Please copy the following lines without changing anything.

DATA FOR THE TASK:

* * * *

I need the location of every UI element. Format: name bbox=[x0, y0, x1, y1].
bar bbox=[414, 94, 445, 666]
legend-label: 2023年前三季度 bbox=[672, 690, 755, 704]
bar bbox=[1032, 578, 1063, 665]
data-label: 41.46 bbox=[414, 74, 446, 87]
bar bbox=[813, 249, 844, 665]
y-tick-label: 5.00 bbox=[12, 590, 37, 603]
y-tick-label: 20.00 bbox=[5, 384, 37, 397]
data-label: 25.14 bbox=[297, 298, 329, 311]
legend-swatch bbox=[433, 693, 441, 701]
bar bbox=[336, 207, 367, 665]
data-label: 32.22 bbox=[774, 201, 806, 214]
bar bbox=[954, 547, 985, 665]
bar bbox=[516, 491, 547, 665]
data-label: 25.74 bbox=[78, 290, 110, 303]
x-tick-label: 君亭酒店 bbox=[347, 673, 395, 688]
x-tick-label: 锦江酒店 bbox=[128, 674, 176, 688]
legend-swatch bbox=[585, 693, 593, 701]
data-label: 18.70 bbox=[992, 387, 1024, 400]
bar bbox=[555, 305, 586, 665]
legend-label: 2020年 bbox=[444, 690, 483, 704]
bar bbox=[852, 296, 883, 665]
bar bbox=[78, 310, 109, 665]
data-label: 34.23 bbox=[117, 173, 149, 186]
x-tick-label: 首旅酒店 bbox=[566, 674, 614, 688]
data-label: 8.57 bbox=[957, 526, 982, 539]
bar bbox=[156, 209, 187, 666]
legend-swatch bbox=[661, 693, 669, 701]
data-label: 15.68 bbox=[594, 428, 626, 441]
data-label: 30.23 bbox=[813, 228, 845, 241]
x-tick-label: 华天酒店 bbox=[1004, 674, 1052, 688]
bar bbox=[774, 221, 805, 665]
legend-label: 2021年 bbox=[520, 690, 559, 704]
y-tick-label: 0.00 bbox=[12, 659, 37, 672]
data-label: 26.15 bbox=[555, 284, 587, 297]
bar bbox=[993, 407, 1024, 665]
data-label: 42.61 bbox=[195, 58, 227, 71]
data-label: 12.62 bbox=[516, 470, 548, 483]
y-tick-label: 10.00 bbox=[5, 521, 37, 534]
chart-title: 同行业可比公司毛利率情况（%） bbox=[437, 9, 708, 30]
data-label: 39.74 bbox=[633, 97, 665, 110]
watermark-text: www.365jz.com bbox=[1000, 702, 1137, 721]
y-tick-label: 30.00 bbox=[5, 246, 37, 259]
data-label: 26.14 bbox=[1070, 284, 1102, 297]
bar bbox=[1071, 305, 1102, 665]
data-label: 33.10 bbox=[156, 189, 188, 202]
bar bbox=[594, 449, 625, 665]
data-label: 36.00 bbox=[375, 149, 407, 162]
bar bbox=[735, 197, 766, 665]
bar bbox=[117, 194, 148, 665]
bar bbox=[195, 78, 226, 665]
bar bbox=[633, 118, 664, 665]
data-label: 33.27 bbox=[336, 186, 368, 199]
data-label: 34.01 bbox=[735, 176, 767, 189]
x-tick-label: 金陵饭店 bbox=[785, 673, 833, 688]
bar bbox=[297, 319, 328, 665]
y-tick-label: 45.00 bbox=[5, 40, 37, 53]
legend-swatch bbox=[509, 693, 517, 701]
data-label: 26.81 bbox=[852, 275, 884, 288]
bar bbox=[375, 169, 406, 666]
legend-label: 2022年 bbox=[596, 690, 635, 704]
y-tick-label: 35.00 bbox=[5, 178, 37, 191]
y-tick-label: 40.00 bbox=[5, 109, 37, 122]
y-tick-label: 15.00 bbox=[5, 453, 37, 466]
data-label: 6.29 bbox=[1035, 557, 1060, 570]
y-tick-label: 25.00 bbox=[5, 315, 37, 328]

* * * *

EXERCISE RESULT:
I need the location of every UI element. Format: name bbox=[x0, y0, x1, y1].
bar bbox=[414, 94, 445, 666]
legend-label: 2023年前三季度 bbox=[672, 690, 755, 704]
bar bbox=[1032, 578, 1063, 665]
data-label: 41.46 bbox=[414, 74, 446, 87]
bar bbox=[813, 249, 844, 665]
y-tick-label: 5.00 bbox=[12, 590, 37, 603]
y-tick-label: 20.00 bbox=[5, 384, 37, 397]
data-label: 25.14 bbox=[297, 298, 329, 311]
legend-swatch bbox=[433, 693, 441, 701]
bar bbox=[336, 207, 367, 665]
data-label: 32.22 bbox=[774, 201, 806, 214]
bar bbox=[954, 547, 985, 665]
bar bbox=[516, 491, 547, 665]
data-label: 25.74 bbox=[78, 290, 110, 303]
x-tick-label: 君亭酒店 bbox=[347, 673, 395, 688]
x-tick-label: 锦江酒店 bbox=[128, 674, 176, 688]
legend-swatch bbox=[585, 693, 593, 701]
data-label: 18.70 bbox=[992, 387, 1024, 400]
bar bbox=[555, 305, 586, 665]
legend-label: 2020年 bbox=[444, 690, 483, 704]
bar bbox=[852, 296, 883, 665]
bar bbox=[78, 310, 109, 665]
data-label: 34.23 bbox=[117, 173, 149, 186]
x-tick-label: 首旅酒店 bbox=[566, 674, 614, 688]
data-label: 8.57 bbox=[957, 526, 982, 539]
bar bbox=[156, 209, 187, 666]
legend-swatch bbox=[661, 693, 669, 701]
data-label: 15.68 bbox=[594, 428, 626, 441]
data-label: 30.23 bbox=[813, 228, 845, 241]
x-tick-label: 华天酒店 bbox=[1004, 674, 1052, 688]
bar bbox=[774, 221, 805, 665]
legend-label: 2021年 bbox=[520, 690, 559, 704]
y-tick-label: 0.00 bbox=[12, 659, 37, 672]
data-label: 26.15 bbox=[555, 284, 587, 297]
bar bbox=[993, 407, 1024, 665]
data-label: 42.61 bbox=[195, 58, 227, 71]
data-label: 12.62 bbox=[516, 470, 548, 483]
y-tick-label: 10.00 bbox=[5, 521, 37, 534]
chart-title: 同行业可比公司毛利率情况（%） bbox=[437, 9, 708, 30]
data-label: 39.74 bbox=[633, 97, 665, 110]
watermark-text: www.365jz.com bbox=[1000, 702, 1137, 721]
y-tick-label: 30.00 bbox=[5, 246, 37, 259]
data-label: 26.14 bbox=[1070, 284, 1102, 297]
bar bbox=[1071, 305, 1102, 665]
data-label: 33.10 bbox=[156, 189, 188, 202]
bar bbox=[594, 449, 625, 665]
data-label: 36.00 bbox=[375, 149, 407, 162]
bar bbox=[735, 197, 766, 665]
bar bbox=[117, 194, 148, 665]
bar bbox=[195, 78, 226, 665]
bar bbox=[633, 118, 664, 665]
data-label: 33.27 bbox=[336, 186, 368, 199]
data-label: 34.01 bbox=[735, 176, 767, 189]
x-tick-label: 金陵饭店 bbox=[785, 673, 833, 688]
bar bbox=[297, 319, 328, 665]
y-tick-label: 45.00 bbox=[5, 40, 37, 53]
legend-swatch bbox=[509, 693, 517, 701]
data-label: 26.81 bbox=[852, 275, 884, 288]
bar bbox=[375, 169, 406, 666]
legend-label: 2022年 bbox=[596, 690, 635, 704]
y-tick-label: 35.00 bbox=[5, 178, 37, 191]
y-tick-label: 40.00 bbox=[5, 109, 37, 122]
y-tick-label: 15.00 bbox=[5, 453, 37, 466]
data-label: 6.29 bbox=[1035, 557, 1060, 570]
y-tick-label: 25.00 bbox=[5, 315, 37, 328]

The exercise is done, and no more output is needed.